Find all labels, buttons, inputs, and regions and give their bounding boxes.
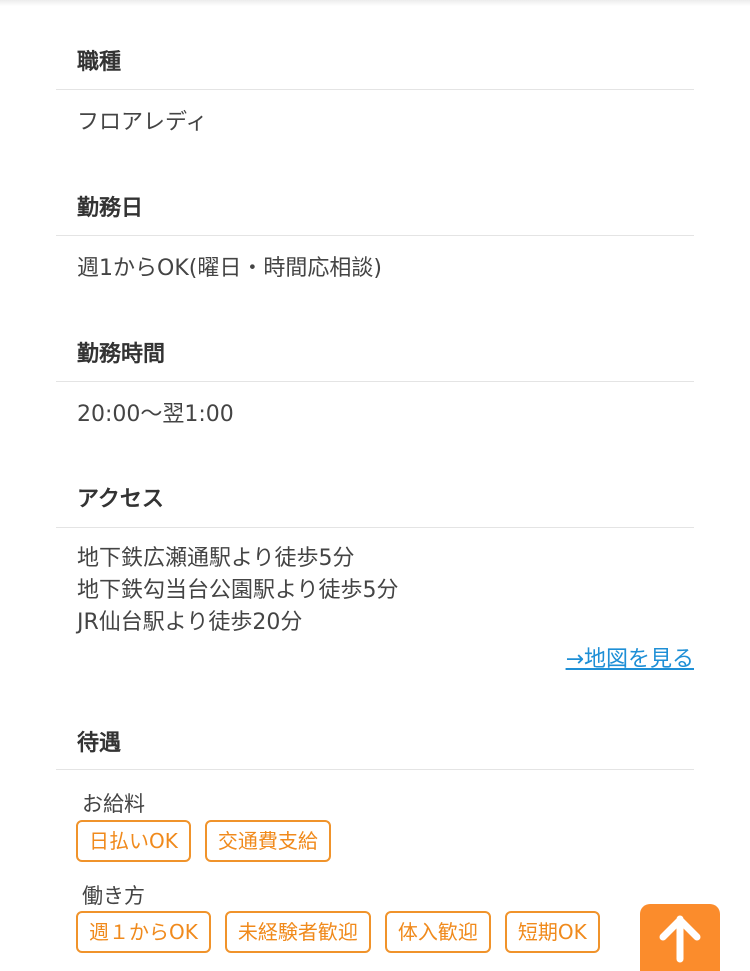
divider <box>56 769 694 770</box>
access-line: 地下鉄広瀬通駅より徒歩5分 <box>77 546 355 571</box>
access-line: JR仙台駅より徒歩20分 <box>77 610 303 635</box>
section-title-job-type: 職種 <box>77 50 122 75</box>
salary-tags: 日払いOK 交通費支給 <box>76 820 331 862</box>
divider <box>56 235 694 236</box>
tag-transport-allowance[interactable]: 交通費支給 <box>204 820 331 862</box>
back-to-top-button[interactable] <box>640 904 720 971</box>
header-shadow <box>0 0 750 6</box>
section-title-work-hours: 勤務時間 <box>77 342 166 367</box>
divider <box>56 89 694 90</box>
tag-daily-pay[interactable]: 日払いOK <box>76 820 191 862</box>
section-title-work-days: 勤務日 <box>77 196 144 221</box>
access-line: 地下鉄勾当台公園駅より徒歩5分 <box>77 578 399 603</box>
work-days-value: 週1からOK(曜日・時間応相談) <box>77 256 382 281</box>
work-hours-value: 20:00〜翌1:00 <box>77 402 234 427</box>
tag-no-experience[interactable]: 未経験者歓迎 <box>224 911 371 953</box>
tag-once-a-week[interactable]: 週１からOK <box>76 911 211 953</box>
workstyle-tags: 週１からOK 未経験者歓迎 体入歓迎 短期OK <box>76 911 600 953</box>
section-title-benefits: 待遇 <box>77 731 122 756</box>
salary-label: お給料 <box>82 792 145 816</box>
view-map-link[interactable]: →地図を見る <box>566 641 694 673</box>
workstyle-label: 働き方 <box>82 884 145 908</box>
job-type-value: フロアレディ <box>77 110 208 135</box>
section-title-access: アクセス <box>77 487 164 512</box>
divider <box>56 381 694 382</box>
divider <box>56 527 694 528</box>
tag-trial-welcome[interactable]: 体入歓迎 <box>384 911 491 953</box>
arrow-up-icon <box>659 915 701 962</box>
tag-short-term[interactable]: 短期OK <box>504 911 600 953</box>
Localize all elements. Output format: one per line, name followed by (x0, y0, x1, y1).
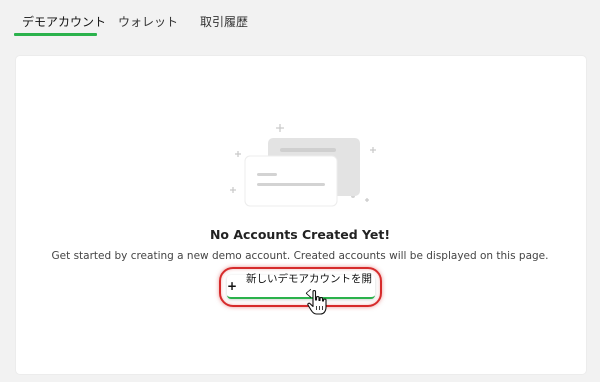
hand-pointer-cursor-icon (307, 290, 327, 315)
accounts-panel (16, 56, 586, 374)
tab-demo-account[interactable]: デモアカウント (22, 13, 106, 30)
empty-state-description: Get started by creating a new demo accou… (51, 250, 549, 262)
tab-wallet[interactable]: ウォレット (118, 13, 178, 30)
plus-icon: + (227, 279, 238, 293)
open-demo-account-button[interactable]: + 新しいデモアカウントを開く (227, 273, 375, 300)
active-tab-indicator (14, 33, 97, 36)
tab-bar: デモアカウント ウォレット 取引履歴 (0, 0, 600, 38)
empty-state-title: No Accounts Created Yet! (209, 227, 391, 242)
tab-trade-history[interactable]: 取引履歴 (200, 13, 248, 30)
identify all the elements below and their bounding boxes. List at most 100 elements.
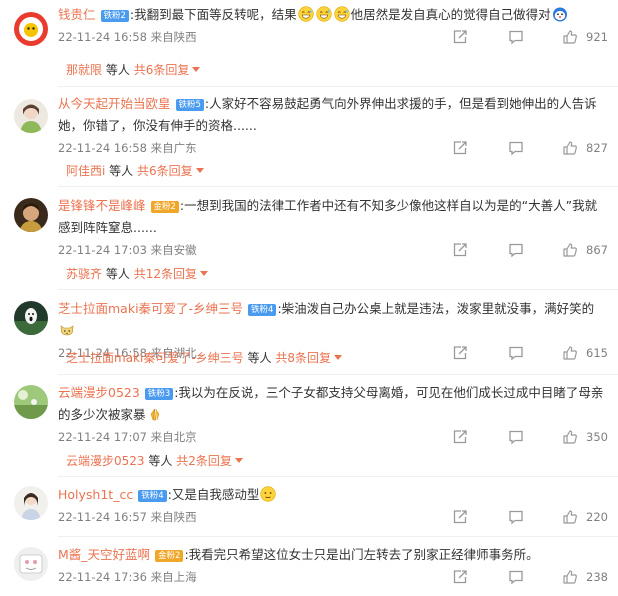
thumbs-up-icon xyxy=(562,140,578,156)
comment-meta: 22-11-24 17:07 来自北京 350 xyxy=(58,426,608,448)
comment-text: Holysh1t_cc 铁粉4:又是自我感动型 xyxy=(58,484,608,506)
like-button[interactable]: 615 xyxy=(562,342,608,364)
comment-content: :柴油泼自己办公桌上就是违法，泼家里就没事，满好笑的 xyxy=(277,301,595,316)
reply-username[interactable]: 云端漫步0523 xyxy=(66,454,145,468)
reply-count[interactable]: 共6条回复 xyxy=(137,164,193,178)
like-button[interactable]: 238 xyxy=(562,566,608,588)
username[interactable]: Holysh1t_cc xyxy=(58,487,133,502)
username[interactable]: 钱贵仁 xyxy=(58,7,96,22)
divider xyxy=(58,476,618,477)
like-button[interactable]: 867 xyxy=(562,239,608,261)
like-button[interactable]: 350 xyxy=(562,426,608,448)
username[interactable]: M酱_天空好蓝啊 xyxy=(58,547,150,562)
comment-text: 从今天起开始当欧皇 铁粉5:人家好不容易鼓起勇气向外界伸出求援的手，但是看到她伸… xyxy=(58,93,608,137)
fan-badge[interactable]: 铁粉4 xyxy=(248,304,277,316)
thumbs-up-icon xyxy=(562,29,578,45)
reply-username[interactable]: 那就限 xyxy=(66,63,102,77)
share-icon[interactable] xyxy=(452,429,468,445)
fan-badge[interactable]: 铁粉5 xyxy=(175,99,204,111)
divider xyxy=(58,86,618,87)
share-icon[interactable] xyxy=(452,509,468,525)
avatar[interactable] xyxy=(14,301,48,335)
like-count: 921 xyxy=(586,30,608,44)
comment-content: 他居然是发自真心的觉得自己做得对 xyxy=(350,7,551,22)
like-button[interactable]: 827 xyxy=(562,137,608,159)
timestamp-location: 22-11-24 16:58 来自广东 xyxy=(58,141,197,155)
reply-text: 等人 xyxy=(105,267,130,281)
comment-text: 是锋锋不是峰峰 金粉2:一想到我国的法律工作者中还有不知多少像他这样自以为是的“… xyxy=(58,195,608,239)
avatar[interactable] xyxy=(14,385,48,419)
fan-badge[interactable]: 铁粉2 xyxy=(100,10,129,22)
avatar[interactable] xyxy=(14,198,48,232)
thumbs-up-icon xyxy=(562,569,578,585)
comment-icon[interactable] xyxy=(508,509,524,525)
reply-summary[interactable]: 苏骁齐 等人 共12条回复 xyxy=(66,264,208,284)
like-button[interactable]: 921 xyxy=(562,26,608,48)
share-icon[interactable] xyxy=(452,140,468,156)
chevron-down-icon xyxy=(234,458,243,463)
chevron-down-icon xyxy=(333,355,342,360)
fan-badge[interactable]: 铁粉3 xyxy=(144,388,174,400)
reply-text: 等人 xyxy=(105,63,130,77)
comment-meta: 22-11-24 17:36 来自上海 238 xyxy=(58,566,608,588)
username[interactable]: 是锋锋不是峰峰 xyxy=(58,198,146,213)
like-count: 615 xyxy=(586,346,608,360)
comment-text: 云端漫步0523 铁粉3:我以为在反说，三个子女都支持父母离婚，可见在他们成长过… xyxy=(58,382,608,426)
avatar[interactable] xyxy=(14,486,48,520)
comment-meta: 22-11-24 17:03 来自安徽 867 xyxy=(58,239,608,261)
laugh-emoji-icon xyxy=(316,6,332,22)
reply-summary[interactable]: 阿佳西i 等人 共6条回复 xyxy=(66,161,204,181)
comment-text: M酱_天空好蓝啊 金粉2:我看完只希望这位女士只是出门左转去了别家正经律师事务所… xyxy=(58,544,608,566)
reply-username[interactable]: 阿佳西i xyxy=(66,164,105,178)
username[interactable]: 芝士拉面maki秦可爱了-乡绅三号 xyxy=(58,301,243,316)
timestamp-location: 22-11-24 17:07 来自北京 xyxy=(58,430,197,444)
comment-meta: 22-11-24 16:58 来自广东 827 xyxy=(58,137,608,159)
fan-badge[interactable]: 铁粉4 xyxy=(138,490,167,502)
reply-summary[interactable]: 那就限 等人 共6条回复 xyxy=(66,60,201,80)
reply-count[interactable]: 共12条回复 xyxy=(134,267,197,281)
comment-icon[interactable] xyxy=(508,242,524,258)
reply-text: 等人 xyxy=(247,351,272,365)
reply-username[interactable]: 苏骁齐 xyxy=(66,267,102,281)
reply-summary[interactable]: 芝士拉面maki秦可爱了-乡绅三号 等人 共8条回复 xyxy=(66,348,342,368)
username[interactable]: 云端漫步0523 xyxy=(58,385,140,400)
like-count: 827 xyxy=(586,141,608,155)
laugh-emoji-icon xyxy=(334,6,350,22)
reply-summary[interactable]: 云端漫步0523 等人 共2条回复 xyxy=(66,451,243,471)
thumbs-up-icon xyxy=(562,509,578,525)
reply-count[interactable]: 共8条回复 xyxy=(275,351,331,365)
like-count: 867 xyxy=(586,243,608,257)
avatar[interactable] xyxy=(14,99,48,133)
avatar[interactable] xyxy=(14,12,48,46)
share-icon[interactable] xyxy=(452,242,468,258)
divider xyxy=(58,289,618,290)
like-button[interactable]: 220 xyxy=(562,506,608,528)
reply-count[interactable]: 共2条回复 xyxy=(176,454,232,468)
comment-icon[interactable] xyxy=(508,140,524,156)
pray-emoji-icon xyxy=(147,406,163,422)
comment-icon[interactable] xyxy=(508,569,524,585)
timestamp-location: 22-11-24 17:03 来自安徽 xyxy=(58,243,197,257)
reply-count[interactable]: 共6条回复 xyxy=(134,63,190,77)
reply-username[interactable]: 芝士拉面maki秦可爱了-乡绅三号 xyxy=(66,351,244,365)
cat-emoji-icon xyxy=(59,322,75,338)
comment-icon[interactable] xyxy=(508,29,524,45)
comment-icon[interactable] xyxy=(508,345,524,361)
like-count: 350 xyxy=(586,430,608,444)
thumbs-up-icon xyxy=(562,429,578,445)
comment-icon[interactable] xyxy=(508,429,524,445)
share-icon[interactable] xyxy=(452,29,468,45)
comment-text: 芝士拉面maki秦可爱了-乡绅三号 铁粉4:柴油泼自己办公桌上就是违法，泼家里就… xyxy=(58,298,608,342)
timestamp-location: 22-11-24 16:57 来自陕西 xyxy=(58,510,197,524)
comment-meta: 22-11-24 16:57 来自陕西 220 xyxy=(58,506,608,528)
username[interactable]: 从今天起开始当欧皇 xyxy=(58,96,171,111)
doge-emoji-icon xyxy=(552,6,568,22)
reply-text: 等人 xyxy=(109,164,134,178)
thumbs-up-icon xyxy=(562,242,578,258)
fan-badge[interactable]: 金粉2 xyxy=(150,201,179,213)
avatar[interactable] xyxy=(14,547,48,581)
share-icon[interactable] xyxy=(452,345,468,361)
fan-badge[interactable]: 金粉2 xyxy=(155,550,184,562)
comment-content: :又是自我感动型 xyxy=(167,487,260,502)
share-icon[interactable] xyxy=(452,569,468,585)
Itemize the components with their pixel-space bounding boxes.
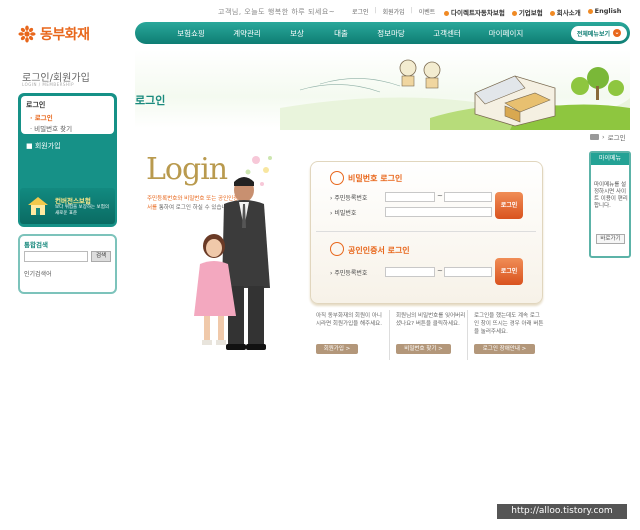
nav-compensation[interactable]: 보상	[275, 28, 319, 39]
bullet-icon	[444, 10, 449, 16]
sidebar-item-find-password[interactable]: · 비밀번호 찾기	[30, 123, 72, 133]
util-join-link[interactable]: 회원가입	[383, 7, 405, 16]
greeting-text: 고객님, 오늘도 행복한 하루 되세요~	[218, 8, 336, 16]
corporate-label: 기업보험	[518, 9, 543, 17]
company-link[interactable]: 회사소개	[549, 7, 581, 17]
rrn-dash: ~	[437, 192, 443, 200]
certificate-login-title: 공인인증서 로그인	[348, 246, 410, 255]
direct-car-label: 다이렉트자동차보험	[451, 9, 505, 17]
rrn-label-text: 주민등록번호	[334, 195, 368, 202]
find-password-button[interactable]: 비밀번호 찾기 >	[396, 344, 451, 354]
password-login-title: 비밀번호 로그인	[348, 174, 403, 183]
sidebar-group-login[interactable]: 로그인	[26, 100, 45, 110]
password-input[interactable]	[385, 207, 492, 217]
bullet-icon	[587, 8, 593, 14]
sidebar-item-join-label: 회원가입	[34, 142, 61, 150]
page-title: 로그인	[135, 94, 166, 107]
rrn-back-input[interactable]	[444, 192, 492, 202]
logo-flower-icon	[18, 25, 36, 43]
breadcrumb-current: 로그인	[607, 134, 626, 142]
sidebar-subtitle: LOGIN / MEMBERSHIP	[22, 82, 75, 87]
breadcrumb: › 로그인	[590, 132, 626, 142]
father-daughter-illustration	[194, 177, 270, 350]
bullet-icon	[511, 10, 517, 16]
quick-menu-title: 마이메뉴	[591, 153, 629, 165]
lock-icon	[330, 171, 344, 185]
password-label-text: 비밀번호	[334, 210, 357, 217]
separator: |	[374, 7, 377, 14]
nav-customer-center[interactable]: 고객센터	[419, 28, 475, 39]
login-error-guide-button[interactable]: 로그인 장애안내 >	[474, 344, 535, 354]
cert-rrn-dash: ~	[437, 267, 443, 275]
join-button[interactable]: 회원가입 >	[316, 344, 358, 354]
sidebar-item-login[interactable]: · 로그인	[30, 112, 53, 122]
all-menu-label: 전체메뉴보기	[576, 30, 610, 38]
home-icon[interactable]	[590, 134, 599, 140]
search-title: 통합검색	[24, 241, 48, 249]
nav-contract[interactable]: 계약관리	[219, 28, 275, 39]
company-label: 회사소개	[556, 9, 581, 17]
popular-keywords[interactable]: 인기검색어	[24, 269, 52, 278]
corporate-link[interactable]: 기업보험	[511, 7, 543, 17]
nav-mypage[interactable]: 마이페이지	[475, 28, 537, 39]
logo-text: 동부화재	[40, 27, 90, 43]
util-links: 로그인 | 회원가입 | 이벤트	[352, 7, 435, 16]
divider	[389, 310, 390, 360]
certificate-icon	[330, 242, 344, 256]
help-password-text: 회원님의 비밀번호를 잊어버리셨나요? 버튼을 클릭하세요.	[396, 313, 466, 327]
quick-menu-text: 마이메뉴를 설정하시면 사이트 이용이 편리합니다.	[594, 182, 628, 209]
sidebar-item-login-label: 로그인	[34, 114, 53, 122]
bullet-icon	[549, 10, 555, 16]
cert-rrn-front-input[interactable]	[385, 267, 435, 277]
cert-rrn-label-text: 주민등록번호	[334, 270, 368, 277]
divider	[316, 231, 536, 232]
banner-text: 보다 위험을 보장하는 보험의 새로운 표준	[55, 205, 109, 216]
chevron-down-icon: ⌄	[613, 29, 621, 37]
util-login-link[interactable]: 로그인	[352, 7, 369, 16]
banner-title: 컨버전스보험	[55, 197, 91, 205]
chevron-right-icon: ›	[602, 133, 605, 141]
rrn-label: › 주민등록번호	[330, 195, 368, 202]
separator: |	[410, 7, 413, 14]
sidebar-item-find-password-label: 비밀번호 찾기	[34, 125, 73, 133]
nav-insurance-shopping[interactable]: 보험쇼핑	[163, 28, 219, 39]
divider	[467, 310, 468, 360]
cert-rrn-back-input[interactable]	[444, 267, 492, 277]
direct-car-link[interactable]: 다이렉트자동차보험	[444, 7, 505, 17]
util-right-links: 다이렉트자동차보험 기업보험 회사소개 English	[444, 7, 621, 17]
help-error-text: 로그인을 했는데도 계속 로그인 창이 뜨시는 경우 아래 버튼을 눌러주세요.	[474, 313, 544, 335]
rrn-front-input[interactable]	[385, 192, 435, 202]
sidebar-item-join[interactable]: ■ 회원가입	[26, 141, 61, 151]
hero-illustration	[280, 59, 630, 130]
certificate-login-button[interactable]: 로그인	[495, 258, 523, 285]
watermark: http://alloo.tistory.com	[497, 504, 627, 519]
quick-menu-button[interactable]: 바로가기	[596, 234, 625, 244]
all-menu-button[interactable]: 전체메뉴보기 ⌄	[570, 25, 627, 41]
password-label: › 비밀번호	[330, 210, 357, 217]
main-nav: 보험쇼핑 계약관리 보상 대출 정보마당 고객센터 마이페이지 전체메뉴보기 ⌄	[135, 22, 630, 44]
cert-rrn-label: › 주민등록번호	[330, 270, 368, 277]
util-event-link[interactable]: 이벤트	[419, 7, 436, 16]
logo[interactable]: 동부화재	[18, 24, 90, 44]
search-input[interactable]	[24, 251, 88, 262]
nav-loan[interactable]: 대출	[319, 28, 363, 39]
english-link[interactable]: English	[587, 7, 622, 17]
english-label: English	[594, 7, 622, 15]
search-button[interactable]: 검색	[91, 251, 111, 262]
password-login-button[interactable]: 로그인	[495, 192, 523, 219]
help-join-text: 아직 동부화재의 회원이 아니시라면 회원가입을 해주세요.	[316, 313, 382, 327]
nav-info[interactable]: 정보마당	[363, 28, 419, 39]
house-icon	[28, 197, 48, 215]
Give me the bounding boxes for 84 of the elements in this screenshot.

***

> _AIM_
Gather every line in the data above that contains the string "来自北京", matching case exactly.

> _RESPONSE TO THE TASK_
comment-meta: 22-11-24 17:07 来自北京 350 xyxy=(58,426,608,448)
timestamp-location: 22-11-24 17:07 来自北京 xyxy=(58,430,197,444)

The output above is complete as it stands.